**Stated exercise:** Without the images, output each record below as it stands.

+++ Record set

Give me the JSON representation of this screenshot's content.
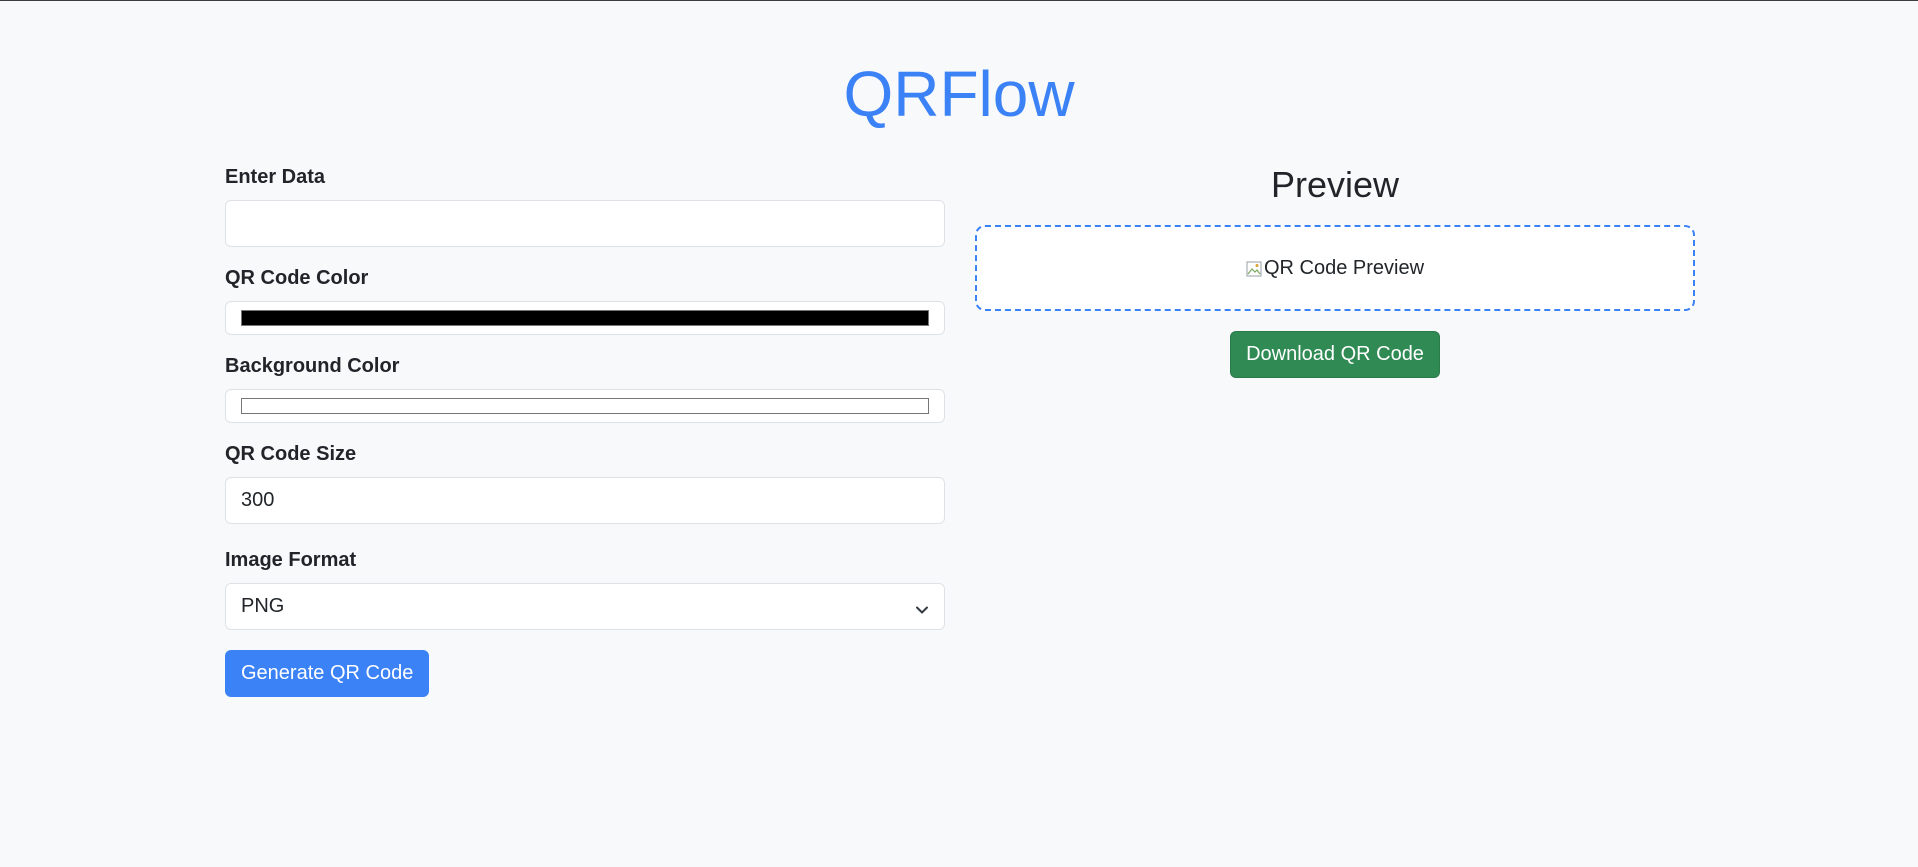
{
  "app": {
    "title": "QRFlow"
  },
  "form": {
    "data_label": "Enter Data",
    "data_value": "",
    "qr_color_label": "QR Code Color",
    "qr_color_value": "#000000",
    "bg_color_label": "Background Color",
    "bg_color_value": "#ffffff",
    "size_label": "QR Code Size",
    "size_value": "300",
    "format_label": "Image Format",
    "format_value": "PNG",
    "generate_label": "Generate QR Code"
  },
  "preview": {
    "title": "Preview",
    "image_alt": "QR Code Preview",
    "download_label": "Download QR Code"
  },
  "icons": {
    "select": "chevron-down-icon",
    "image": "broken-image-icon"
  },
  "colors": {
    "brand": "#3b82f6",
    "primary_button": "#3b82f6",
    "success_button": "#2f8a54",
    "background": "#f8f9fa"
  }
}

++++++

**Output of the exercise:**
Give me the JSON representation of this screenshot's content.
{
  "app": {
    "title": "QRFlow"
  },
  "form": {
    "data_label": "Enter Data",
    "data_value": "",
    "qr_color_label": "QR Code Color",
    "qr_color_value": "#000000",
    "bg_color_label": "Background Color",
    "bg_color_value": "#ffffff",
    "size_label": "QR Code Size",
    "size_value": "300",
    "format_label": "Image Format",
    "format_value": "PNG",
    "generate_label": "Generate QR Code"
  },
  "preview": {
    "title": "Preview",
    "image_alt": "QR Code Preview",
    "download_label": "Download QR Code"
  },
  "icons": {
    "select": "chevron-down-icon",
    "image": "broken-image-icon"
  },
  "colors": {
    "brand": "#3b82f6",
    "primary_button": "#3b82f6",
    "success_button": "#2f8a54",
    "background": "#f8f9fa"
  }
}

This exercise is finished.